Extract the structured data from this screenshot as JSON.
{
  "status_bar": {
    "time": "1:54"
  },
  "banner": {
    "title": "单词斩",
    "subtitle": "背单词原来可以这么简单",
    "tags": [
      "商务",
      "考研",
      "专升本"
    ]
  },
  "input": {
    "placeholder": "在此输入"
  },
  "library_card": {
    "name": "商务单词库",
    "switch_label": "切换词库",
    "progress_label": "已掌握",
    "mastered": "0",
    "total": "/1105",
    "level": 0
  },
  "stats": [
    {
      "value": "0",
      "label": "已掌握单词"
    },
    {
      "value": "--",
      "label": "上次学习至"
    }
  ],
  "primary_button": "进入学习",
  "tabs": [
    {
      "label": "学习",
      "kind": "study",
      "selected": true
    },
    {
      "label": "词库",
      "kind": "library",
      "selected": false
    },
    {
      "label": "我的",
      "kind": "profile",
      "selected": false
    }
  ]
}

* _Objective_: Please reproduce each line exactly as written.

* _Exercise solution_:
Extract the structured data from this screenshot as JSON.
{
  "status_bar": {
    "time": "1:54"
  },
  "banner": {
    "title": "单词斩",
    "subtitle": "背单词原来可以这么简单",
    "tags": [
      "商务",
      "考研",
      "专升本"
    ]
  },
  "input": {
    "placeholder": "在此输入"
  },
  "library_card": {
    "name": "商务单词库",
    "switch_label": "切换词库",
    "progress_label": "已掌握",
    "mastered": "0",
    "total": "/1105",
    "level": 0
  },
  "stats": [
    {
      "value": "0",
      "label": "已掌握单词"
    },
    {
      "value": "--",
      "label": "上次学习至"
    }
  ],
  "primary_button": "进入学习",
  "tabs": [
    {
      "label": "学习",
      "kind": "study",
      "selected": true
    },
    {
      "label": "词库",
      "kind": "library",
      "selected": false
    },
    {
      "label": "我的",
      "kind": "profile",
      "selected": false
    }
  ]
}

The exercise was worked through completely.